Extract the lines that hold the string "вложения".
=== Provided records ===
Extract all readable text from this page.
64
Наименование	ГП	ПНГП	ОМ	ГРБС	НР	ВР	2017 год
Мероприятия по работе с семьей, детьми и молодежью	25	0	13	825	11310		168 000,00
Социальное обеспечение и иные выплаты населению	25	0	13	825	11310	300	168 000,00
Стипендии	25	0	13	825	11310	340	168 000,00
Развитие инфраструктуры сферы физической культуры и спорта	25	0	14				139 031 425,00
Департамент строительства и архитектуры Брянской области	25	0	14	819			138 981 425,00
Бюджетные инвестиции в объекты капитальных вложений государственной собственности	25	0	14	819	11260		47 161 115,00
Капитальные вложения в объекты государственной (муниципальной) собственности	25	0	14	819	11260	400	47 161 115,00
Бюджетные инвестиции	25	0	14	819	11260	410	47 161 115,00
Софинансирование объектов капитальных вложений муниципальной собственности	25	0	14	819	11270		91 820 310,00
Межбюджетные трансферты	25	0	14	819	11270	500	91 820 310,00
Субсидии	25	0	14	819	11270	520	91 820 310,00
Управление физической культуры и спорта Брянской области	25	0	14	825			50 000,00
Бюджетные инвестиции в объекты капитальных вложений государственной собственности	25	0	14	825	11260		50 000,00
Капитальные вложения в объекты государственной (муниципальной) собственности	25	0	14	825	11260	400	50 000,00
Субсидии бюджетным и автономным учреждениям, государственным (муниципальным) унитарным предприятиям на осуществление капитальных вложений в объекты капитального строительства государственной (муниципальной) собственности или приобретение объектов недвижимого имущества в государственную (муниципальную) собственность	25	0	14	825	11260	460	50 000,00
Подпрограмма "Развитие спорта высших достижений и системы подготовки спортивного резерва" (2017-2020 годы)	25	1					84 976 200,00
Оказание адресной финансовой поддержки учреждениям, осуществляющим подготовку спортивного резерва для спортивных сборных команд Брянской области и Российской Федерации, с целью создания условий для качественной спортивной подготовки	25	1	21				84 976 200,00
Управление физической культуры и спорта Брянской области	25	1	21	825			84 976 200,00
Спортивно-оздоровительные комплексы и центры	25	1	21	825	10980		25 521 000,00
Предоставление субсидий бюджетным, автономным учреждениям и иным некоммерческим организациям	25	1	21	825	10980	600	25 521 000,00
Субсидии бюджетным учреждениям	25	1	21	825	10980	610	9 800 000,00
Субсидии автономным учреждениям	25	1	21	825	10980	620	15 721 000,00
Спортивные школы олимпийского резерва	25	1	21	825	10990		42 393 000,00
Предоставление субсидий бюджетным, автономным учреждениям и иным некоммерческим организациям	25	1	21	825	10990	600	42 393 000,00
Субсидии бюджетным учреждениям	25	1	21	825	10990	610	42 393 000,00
===
## [Expected answer]
Капитальные вложения в объекты государственной (муниципальной) собственности	25	0	14	819	11260	400	47 161 115,00
Капитальные вложения в объекты государственной (муниципальной) собственности	25	0	14	825	11260	400	50 000,00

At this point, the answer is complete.